◆ Task objective:
Repeat each entry in full, exactly.

◇ ◇ ◇ ◇ ◇

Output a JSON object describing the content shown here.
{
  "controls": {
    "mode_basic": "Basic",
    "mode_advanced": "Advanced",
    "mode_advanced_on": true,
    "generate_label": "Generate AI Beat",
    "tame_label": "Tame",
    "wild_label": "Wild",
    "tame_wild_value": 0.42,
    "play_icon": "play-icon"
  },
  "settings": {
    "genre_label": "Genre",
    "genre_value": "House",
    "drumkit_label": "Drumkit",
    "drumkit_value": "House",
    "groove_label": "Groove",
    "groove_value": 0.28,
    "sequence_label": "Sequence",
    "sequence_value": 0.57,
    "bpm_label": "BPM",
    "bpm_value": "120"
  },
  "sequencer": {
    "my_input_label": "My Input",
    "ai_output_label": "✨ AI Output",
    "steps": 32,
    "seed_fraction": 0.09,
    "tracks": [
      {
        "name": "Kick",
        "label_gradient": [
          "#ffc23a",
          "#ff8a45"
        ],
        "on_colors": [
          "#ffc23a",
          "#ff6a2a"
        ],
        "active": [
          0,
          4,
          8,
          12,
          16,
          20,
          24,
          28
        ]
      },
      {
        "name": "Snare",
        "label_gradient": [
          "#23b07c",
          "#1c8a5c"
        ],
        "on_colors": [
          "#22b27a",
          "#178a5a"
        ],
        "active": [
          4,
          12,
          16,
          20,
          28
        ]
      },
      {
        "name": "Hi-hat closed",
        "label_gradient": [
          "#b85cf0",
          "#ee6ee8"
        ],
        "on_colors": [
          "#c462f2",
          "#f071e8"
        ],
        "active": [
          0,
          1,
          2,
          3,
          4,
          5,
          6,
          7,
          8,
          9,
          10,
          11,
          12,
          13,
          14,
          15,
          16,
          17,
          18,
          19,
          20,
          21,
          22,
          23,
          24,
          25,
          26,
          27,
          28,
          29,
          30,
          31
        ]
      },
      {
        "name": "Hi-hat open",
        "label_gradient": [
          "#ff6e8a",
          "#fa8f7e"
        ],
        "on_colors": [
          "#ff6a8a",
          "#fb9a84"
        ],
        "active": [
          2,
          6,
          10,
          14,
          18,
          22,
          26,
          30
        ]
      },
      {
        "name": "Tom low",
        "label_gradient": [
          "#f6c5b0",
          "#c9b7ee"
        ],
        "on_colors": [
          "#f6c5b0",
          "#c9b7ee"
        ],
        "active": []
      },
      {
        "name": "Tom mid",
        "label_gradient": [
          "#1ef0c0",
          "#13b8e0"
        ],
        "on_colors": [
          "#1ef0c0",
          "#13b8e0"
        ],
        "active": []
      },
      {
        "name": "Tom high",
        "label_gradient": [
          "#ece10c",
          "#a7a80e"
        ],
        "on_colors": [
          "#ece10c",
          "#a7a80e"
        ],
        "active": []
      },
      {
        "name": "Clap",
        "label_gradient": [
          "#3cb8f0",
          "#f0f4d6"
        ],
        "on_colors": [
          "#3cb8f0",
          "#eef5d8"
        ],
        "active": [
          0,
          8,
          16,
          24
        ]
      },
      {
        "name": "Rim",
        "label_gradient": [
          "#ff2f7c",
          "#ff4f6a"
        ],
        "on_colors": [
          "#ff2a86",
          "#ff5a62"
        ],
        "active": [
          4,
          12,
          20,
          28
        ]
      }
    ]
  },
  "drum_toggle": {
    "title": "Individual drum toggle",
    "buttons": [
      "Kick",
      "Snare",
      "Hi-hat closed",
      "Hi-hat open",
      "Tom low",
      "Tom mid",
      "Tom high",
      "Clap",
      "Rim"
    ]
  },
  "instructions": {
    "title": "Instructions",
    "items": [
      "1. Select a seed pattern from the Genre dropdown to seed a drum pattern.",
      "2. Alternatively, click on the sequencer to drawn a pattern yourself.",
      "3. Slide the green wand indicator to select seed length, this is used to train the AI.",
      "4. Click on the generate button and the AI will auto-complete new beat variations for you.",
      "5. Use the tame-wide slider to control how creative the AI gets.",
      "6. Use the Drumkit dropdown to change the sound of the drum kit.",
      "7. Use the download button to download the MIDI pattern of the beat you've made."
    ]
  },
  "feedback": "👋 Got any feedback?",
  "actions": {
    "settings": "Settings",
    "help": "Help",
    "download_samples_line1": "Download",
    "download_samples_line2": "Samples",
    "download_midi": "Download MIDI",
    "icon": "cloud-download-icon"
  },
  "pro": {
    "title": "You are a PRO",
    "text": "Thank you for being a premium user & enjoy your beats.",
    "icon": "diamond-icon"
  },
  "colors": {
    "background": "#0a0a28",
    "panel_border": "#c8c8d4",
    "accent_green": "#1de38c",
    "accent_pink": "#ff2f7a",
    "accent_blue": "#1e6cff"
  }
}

◇ ◇ ◇ ◇ ◇

◆ Task solution:
Output a JSON object describing the content shown here.
{
  "controls": {
    "mode_basic": "Basic",
    "mode_advanced": "Advanced",
    "mode_advanced_on": true,
    "generate_label": "Generate AI Beat",
    "tame_label": "Tame",
    "wild_label": "Wild",
    "tame_wild_value": 0.42,
    "play_icon": "play-icon"
  },
  "settings": {
    "genre_label": "Genre",
    "genre_value": "House",
    "drumkit_label": "Drumkit",
    "drumkit_value": "House",
    "groove_label": "Groove",
    "groove_value": 0.28,
    "sequence_label": "Sequence",
    "sequence_value": 0.57,
    "bpm_label": "BPM",
    "bpm_value": "120"
  },
  "sequencer": {
    "my_input_label": "My Input",
    "ai_output_label": "✨ AI Output",
    "steps": 32,
    "seed_fraction": 0.09,
    "tracks": [
      {
        "name": "Kick",
        "label_gradient": [
          "#ffc23a",
          "#ff8a45"
        ],
        "on_colors": [
          "#ffc23a",
          "#ff6a2a"
        ],
        "active": [
          0,
          4,
          8,
          12,
          16,
          20,
          24,
          28
        ]
      },
      {
        "name": "Snare",
        "label_gradient": [
          "#23b07c",
          "#1c8a5c"
        ],
        "on_colors": [
          "#22b27a",
          "#178a5a"
        ],
        "active": [
          4,
          12,
          16,
          20,
          28
        ]
      },
      {
        "name": "Hi-hat closed",
        "label_gradient": [
          "#b85cf0",
          "#ee6ee8"
        ],
        "on_colors": [
          "#c462f2",
          "#f071e8"
        ],
        "active": [
          0,
          1,
          2,
          3,
          4,
          5,
          6,
          7,
          8,
          9,
          10,
          11,
          12,
          13,
          14,
          15,
          16,
          17,
          18,
          19,
          20,
          21,
          22,
          23,
          24,
          25,
          26,
          27,
          28,
          29,
          30,
          31
        ]
      },
      {
        "name": "Hi-hat open",
        "label_gradient": [
          "#ff6e8a",
          "#fa8f7e"
        ],
        "on_colors": [
          "#ff6a8a",
          "#fb9a84"
        ],
        "active": [
          2,
          6,
          10,
          14,
          18,
          22,
          26,
          30
        ]
      },
      {
        "name": "Tom low",
        "label_gradient": [
          "#f6c5b0",
          "#c9b7ee"
        ],
        "on_colors": [
          "#f6c5b0",
          "#c9b7ee"
        ],
        "active": []
      },
      {
        "name": "Tom mid",
        "label_gradient": [
          "#1ef0c0",
          "#13b8e0"
        ],
        "on_colors": [
          "#1ef0c0",
          "#13b8e0"
        ],
        "active": []
      },
      {
        "name": "Tom high",
        "label_gradient": [
          "#ece10c",
          "#a7a80e"
        ],
        "on_colors": [
          "#ece10c",
          "#a7a80e"
        ],
        "active": []
      },
      {
        "name": "Clap",
        "label_gradient": [
          "#3cb8f0",
          "#f0f4d6"
        ],
        "on_colors": [
          "#3cb8f0",
          "#eef5d8"
        ],
        "active": [
          0,
          8,
          16,
          24
        ]
      },
      {
        "name": "Rim",
        "label_gradient": [
          "#ff2f7c",
          "#ff4f6a"
        ],
        "on_colors": [
          "#ff2a86",
          "#ff5a62"
        ],
        "active": [
          4,
          12,
          20,
          28
        ]
      }
    ]
  },
  "drum_toggle": {
    "title": "Individual drum toggle",
    "buttons": [
      "Kick",
      "Snare",
      "Hi-hat closed",
      "Hi-hat open",
      "Tom low",
      "Tom mid",
      "Tom high",
      "Clap",
      "Rim"
    ]
  },
  "instructions": {
    "title": "Instructions",
    "items": [
      "1. Select a seed pattern from the Genre dropdown to seed a drum pattern.",
      "2. Alternatively, click on the sequencer to drawn a pattern yourself.",
      "3. Slide the green wand indicator to select seed length, this is used to train the AI.",
      "4. Click on the generate button and the AI will auto-complete new beat variations for you.",
      "5. Use the tame-wide slider to control how creative the AI gets.",
      "6. Use the Drumkit dropdown to change the sound of the drum kit.",
      "7. Use the download button to download the MIDI pattern of the beat you've made."
    ]
  },
  "feedback": "👋 Got any feedback?",
  "actions": {
    "settings": "Settings",
    "help": "Help",
    "download_samples_line1": "Download",
    "download_samples_line2": "Samples",
    "download_midi": "Download MIDI",
    "icon": "cloud-download-icon"
  },
  "pro": {
    "title": "You are a PRO",
    "text": "Thank you for being a premium user & enjoy your beats.",
    "icon": "diamond-icon"
  },
  "colors": {
    "background": "#0a0a28",
    "panel_border": "#c8c8d4",
    "accent_green": "#1de38c",
    "accent_pink": "#ff2f7a",
    "accent_blue": "#1e6cff"
  }
}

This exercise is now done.